→ EXERCISE REQUIREMENTS: Quote every line below exactly and skip any picture.

→ GIVEN DATA:
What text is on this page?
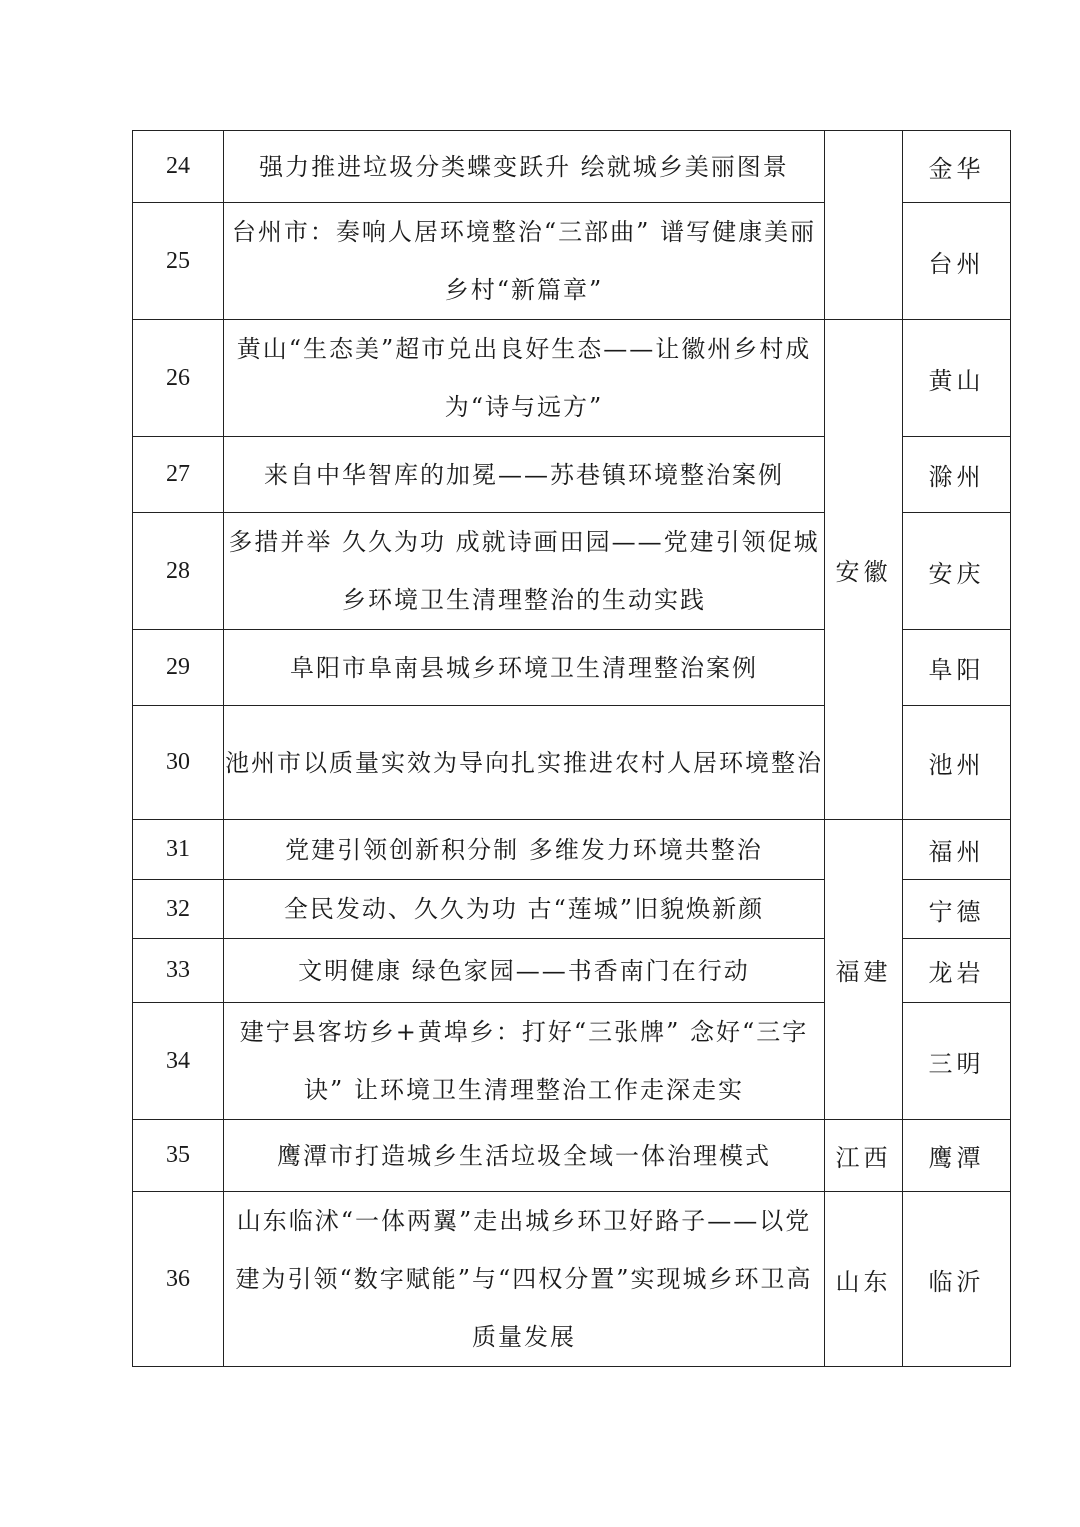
24	强力推进垃圾分类蝶变跃升 绘就城乡美丽图景		金华
25	台州市：奏响人居环境整治“三部曲” 谱写健康美丽乡村“新篇章”		台州
26	黄山“生态美”超市兑出良好生态——让徽州乡村成为“诗与远方”	安徽	黄山
27	来自中华智库的加冕——苏巷镇环境整治案例		滁州
28	多措并举 久久为功 成就诗画田园——党建引领促城乡环境卫生清理整治的生动实践		安庆
29	阜阳市阜南县城乡环境卫生清理整治案例		阜阳
30	池州市以质量实效为导向扎实推进农村人居环境整治		池州
31	党建引领创新积分制 多维发力环境共整治	福建	福州
32	全民发动、久久为功 古“莲城”旧貌焕新颜		宁德
33	文明健康 绿色家园——书香南门在行动		龙岩
34	建宁县客坊乡+黄埠乡：打好“三张牌” 念好“三字诀” 让环境卫生清理整治工作走深走实		三明
35	鹰潭市打造城乡生活垃圾全域一体治理模式	江西	鹰潭
36	山东临沭“一体两翼”走出城乡环卫好路子——以党建为引领“数字赋能”与“四权分置”实现城乡环卫高质量发展	山东	临沂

→ CORRECT OUTPUT:
What text is on this page?
24	强力推进垃圾分类蝶变跃升 绘就城乡美丽图景		金华
25	台州市：奏响人居环境整治“三部曲” 谱写健康美丽乡村“新篇章”		台州
26	黄山“生态美”超市兑出良好生态——让徽州乡村成为“诗与远方”	安徽	黄山
27	来自中华智库的加冕——苏巷镇环境整治案例		滁州
28	多措并举 久久为功 成就诗画田园——党建引领促城乡环境卫生清理整治的生动实践		安庆
29	阜阳市阜南县城乡环境卫生清理整治案例		阜阳
30	池州市以质量实效为导向扎实推进农村人居环境整治		池州
31	党建引领创新积分制 多维发力环境共整治	福建	福州
32	全民发动、久久为功 古“莲城”旧貌焕新颜		宁德
33	文明健康 绿色家园——书香南门在行动		龙岩
34	建宁县客坊乡+黄埠乡：打好“三张牌” 念好“三字诀” 让环境卫生清理整治工作走深走实		三明
35	鹰潭市打造城乡生活垃圾全域一体治理模式	江西	鹰潭
36	山东临沭“一体两翼”走出城乡环卫好路子——以党建为引领“数字赋能”与“四权分置”实现城乡环卫高质量发展	山东	临沂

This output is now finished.